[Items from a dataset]
★ ★ ★ ★

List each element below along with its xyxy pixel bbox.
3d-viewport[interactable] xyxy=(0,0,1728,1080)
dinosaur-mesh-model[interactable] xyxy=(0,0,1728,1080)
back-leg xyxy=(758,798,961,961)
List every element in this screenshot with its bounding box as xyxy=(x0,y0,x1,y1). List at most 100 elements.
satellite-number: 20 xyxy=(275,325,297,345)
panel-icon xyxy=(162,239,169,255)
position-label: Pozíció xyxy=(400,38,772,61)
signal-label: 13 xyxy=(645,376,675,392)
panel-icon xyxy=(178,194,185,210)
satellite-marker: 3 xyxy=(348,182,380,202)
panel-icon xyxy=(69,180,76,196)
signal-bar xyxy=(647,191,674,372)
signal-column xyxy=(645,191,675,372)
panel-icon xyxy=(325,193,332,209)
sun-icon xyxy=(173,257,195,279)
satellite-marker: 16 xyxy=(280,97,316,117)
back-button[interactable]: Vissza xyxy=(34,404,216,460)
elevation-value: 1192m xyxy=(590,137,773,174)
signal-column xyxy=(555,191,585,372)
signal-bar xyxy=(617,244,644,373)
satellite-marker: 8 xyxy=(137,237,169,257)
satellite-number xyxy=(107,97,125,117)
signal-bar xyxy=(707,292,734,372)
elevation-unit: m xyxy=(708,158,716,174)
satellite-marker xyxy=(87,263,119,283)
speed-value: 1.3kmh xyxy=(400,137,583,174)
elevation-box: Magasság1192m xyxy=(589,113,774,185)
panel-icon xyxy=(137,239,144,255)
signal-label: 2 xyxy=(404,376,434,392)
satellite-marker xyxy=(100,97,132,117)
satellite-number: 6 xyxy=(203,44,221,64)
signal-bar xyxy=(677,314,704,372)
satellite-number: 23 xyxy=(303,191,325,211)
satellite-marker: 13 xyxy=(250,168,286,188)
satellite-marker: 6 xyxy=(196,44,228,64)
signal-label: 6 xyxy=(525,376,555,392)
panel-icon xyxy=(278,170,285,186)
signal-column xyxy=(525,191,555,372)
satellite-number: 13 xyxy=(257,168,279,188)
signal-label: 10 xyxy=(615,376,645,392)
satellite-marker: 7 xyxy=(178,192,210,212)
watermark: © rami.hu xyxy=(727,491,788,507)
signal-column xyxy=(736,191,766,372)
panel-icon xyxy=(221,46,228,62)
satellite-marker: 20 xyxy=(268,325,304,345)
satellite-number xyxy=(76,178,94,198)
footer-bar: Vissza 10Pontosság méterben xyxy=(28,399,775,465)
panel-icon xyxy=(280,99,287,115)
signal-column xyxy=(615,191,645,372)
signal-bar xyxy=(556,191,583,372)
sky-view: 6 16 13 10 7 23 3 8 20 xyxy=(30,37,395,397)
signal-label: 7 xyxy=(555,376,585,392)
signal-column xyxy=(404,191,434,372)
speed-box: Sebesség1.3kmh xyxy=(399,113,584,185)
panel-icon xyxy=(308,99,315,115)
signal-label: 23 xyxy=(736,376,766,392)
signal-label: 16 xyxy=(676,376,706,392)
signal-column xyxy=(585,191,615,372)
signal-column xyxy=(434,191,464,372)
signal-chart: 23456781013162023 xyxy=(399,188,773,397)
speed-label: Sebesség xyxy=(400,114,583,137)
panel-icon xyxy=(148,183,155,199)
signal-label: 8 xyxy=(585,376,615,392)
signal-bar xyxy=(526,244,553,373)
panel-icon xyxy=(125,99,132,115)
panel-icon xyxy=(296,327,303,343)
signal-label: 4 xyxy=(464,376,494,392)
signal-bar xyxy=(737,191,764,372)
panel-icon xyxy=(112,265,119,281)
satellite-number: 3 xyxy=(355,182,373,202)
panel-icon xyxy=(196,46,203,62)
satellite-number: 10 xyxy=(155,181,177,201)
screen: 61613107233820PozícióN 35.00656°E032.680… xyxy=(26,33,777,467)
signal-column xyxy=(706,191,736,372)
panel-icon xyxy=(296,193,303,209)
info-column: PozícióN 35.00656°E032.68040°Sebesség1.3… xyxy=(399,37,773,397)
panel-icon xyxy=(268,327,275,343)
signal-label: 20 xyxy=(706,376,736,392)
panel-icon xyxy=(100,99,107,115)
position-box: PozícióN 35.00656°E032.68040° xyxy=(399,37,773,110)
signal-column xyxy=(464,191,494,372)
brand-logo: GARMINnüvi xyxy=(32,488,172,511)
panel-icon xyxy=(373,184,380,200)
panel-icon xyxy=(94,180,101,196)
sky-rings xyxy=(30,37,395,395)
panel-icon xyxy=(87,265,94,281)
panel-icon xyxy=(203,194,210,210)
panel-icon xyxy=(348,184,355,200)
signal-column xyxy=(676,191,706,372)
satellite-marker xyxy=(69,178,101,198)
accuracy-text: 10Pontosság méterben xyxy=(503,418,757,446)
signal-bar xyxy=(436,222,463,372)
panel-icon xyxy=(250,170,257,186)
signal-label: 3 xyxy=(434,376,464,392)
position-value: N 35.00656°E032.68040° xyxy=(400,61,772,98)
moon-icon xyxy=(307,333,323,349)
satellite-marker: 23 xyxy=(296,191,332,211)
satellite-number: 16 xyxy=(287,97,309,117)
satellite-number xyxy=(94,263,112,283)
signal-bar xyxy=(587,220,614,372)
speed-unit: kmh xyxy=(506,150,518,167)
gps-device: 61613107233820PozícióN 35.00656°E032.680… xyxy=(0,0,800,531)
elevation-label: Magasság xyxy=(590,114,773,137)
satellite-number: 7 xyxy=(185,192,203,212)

★ ★ ★ ★

Reproduce the lines of these items word for word.

**Written solution**:
List each element below along with its xyxy pixel bbox.
3d-viewport[interactable] xyxy=(0,0,1728,1080)
dinosaur-mesh-model[interactable] xyxy=(0,0,1728,1080)
back-leg xyxy=(758,798,961,961)
List every element in this screenshot with its bounding box as xyxy=(x0,y0,x1,y1). List at most 100 elements.
satellite-number: 20 xyxy=(275,325,297,345)
panel-icon xyxy=(162,239,169,255)
position-label: Pozíció xyxy=(400,38,772,61)
signal-label: 13 xyxy=(645,376,675,392)
panel-icon xyxy=(178,194,185,210)
satellite-marker: 3 xyxy=(348,182,380,202)
panel-icon xyxy=(69,180,76,196)
signal-bar xyxy=(647,191,674,372)
signal-column xyxy=(645,191,675,372)
panel-icon xyxy=(325,193,332,209)
sun-icon xyxy=(173,257,195,279)
satellite-marker: 16 xyxy=(280,97,316,117)
back-button[interactable]: Vissza xyxy=(34,404,216,460)
elevation-value: 1192m xyxy=(590,137,773,174)
signal-column xyxy=(555,191,585,372)
signal-bar xyxy=(617,244,644,373)
satellite-marker: 8 xyxy=(137,237,169,257)
satellite-number xyxy=(107,97,125,117)
signal-bar xyxy=(707,292,734,372)
elevation-unit: m xyxy=(708,158,716,174)
satellite-marker xyxy=(87,263,119,283)
speed-value: 1.3kmh xyxy=(400,137,583,174)
elevation-box: Magasság1192m xyxy=(589,113,774,185)
panel-icon xyxy=(137,239,144,255)
signal-label: 2 xyxy=(404,376,434,392)
satellite-marker xyxy=(100,97,132,117)
satellite-number: 6 xyxy=(203,44,221,64)
signal-bar xyxy=(677,314,704,372)
satellite-number: 23 xyxy=(303,191,325,211)
satellite-marker: 13 xyxy=(250,168,286,188)
satellite-marker: 6 xyxy=(196,44,228,64)
signal-label: 6 xyxy=(525,376,555,392)
panel-icon xyxy=(278,170,285,186)
signal-column xyxy=(525,191,555,372)
satellite-number: 13 xyxy=(257,168,279,188)
signal-label: 10 xyxy=(615,376,645,392)
satellite-marker: 7 xyxy=(178,192,210,212)
watermark: © rami.hu xyxy=(727,491,788,507)
signal-column xyxy=(736,191,766,372)
panel-icon xyxy=(221,46,228,62)
satellite-marker: 20 xyxy=(268,325,304,345)
satellite-number xyxy=(76,178,94,198)
footer-bar: Vissza 10Pontosság méterben xyxy=(28,399,775,465)
panel-icon xyxy=(280,99,287,115)
signal-column xyxy=(615,191,645,372)
signal-bar xyxy=(556,191,583,372)
sky-view: 6 16 13 10 7 23 3 8 20 xyxy=(30,37,395,397)
signal-label: 7 xyxy=(555,376,585,392)
signal-column xyxy=(404,191,434,372)
speed-box: Sebesség1.3kmh xyxy=(399,113,584,185)
panel-icon xyxy=(308,99,315,115)
signal-label: 23 xyxy=(736,376,766,392)
signal-label: 16 xyxy=(676,376,706,392)
signal-column xyxy=(585,191,615,372)
signal-column xyxy=(434,191,464,372)
signal-chart: 23456781013162023 xyxy=(399,188,773,397)
speed-label: Sebesség xyxy=(400,114,583,137)
panel-icon xyxy=(148,183,155,199)
signal-label: 8 xyxy=(585,376,615,392)
signal-bar xyxy=(526,244,553,373)
panel-icon xyxy=(125,99,132,115)
panel-icon xyxy=(296,327,303,343)
signal-label: 4 xyxy=(464,376,494,392)
signal-bar xyxy=(737,191,764,372)
panel-icon xyxy=(112,265,119,281)
satellite-number: 3 xyxy=(355,182,373,202)
panel-icon xyxy=(196,46,203,62)
satellite-number: 10 xyxy=(155,181,177,201)
screen: 61613107233820PozícióN 35.00656°E032.680… xyxy=(26,33,777,467)
signal-column xyxy=(706,191,736,372)
panel-icon xyxy=(296,193,303,209)
info-column: PozícióN 35.00656°E032.68040°Sebesség1.3… xyxy=(399,37,773,397)
panel-icon xyxy=(268,327,275,343)
signal-label: 20 xyxy=(706,376,736,392)
panel-icon xyxy=(100,99,107,115)
position-box: PozícióN 35.00656°E032.68040° xyxy=(399,37,773,110)
signal-column xyxy=(464,191,494,372)
brand-logo: GARMINnüvi xyxy=(32,488,172,511)
panel-icon xyxy=(373,184,380,200)
panel-icon xyxy=(94,180,101,196)
sky-rings xyxy=(30,37,395,395)
panel-icon xyxy=(87,265,94,281)
panel-icon xyxy=(203,194,210,210)
panel-icon xyxy=(348,184,355,200)
signal-column xyxy=(676,191,706,372)
satellite-marker xyxy=(69,178,101,198)
accuracy-text: 10Pontosság méterben xyxy=(503,418,757,446)
signal-bar xyxy=(436,222,463,372)
panel-icon xyxy=(250,170,257,186)
signal-label: 3 xyxy=(434,376,464,392)
position-value: N 35.00656°E032.68040° xyxy=(400,61,772,98)
moon-icon xyxy=(307,333,323,349)
satellite-marker: 23 xyxy=(296,191,332,211)
satellite-number: 16 xyxy=(287,97,309,117)
satellite-number xyxy=(94,263,112,283)
signal-bar xyxy=(587,220,614,372)
speed-unit: kmh xyxy=(506,150,518,167)
gps-device: 61613107233820PozícióN 35.00656°E032.680… xyxy=(0,0,800,531)
elevation-label: Magasság xyxy=(590,114,773,137)
satellite-number: 7 xyxy=(185,192,203,212)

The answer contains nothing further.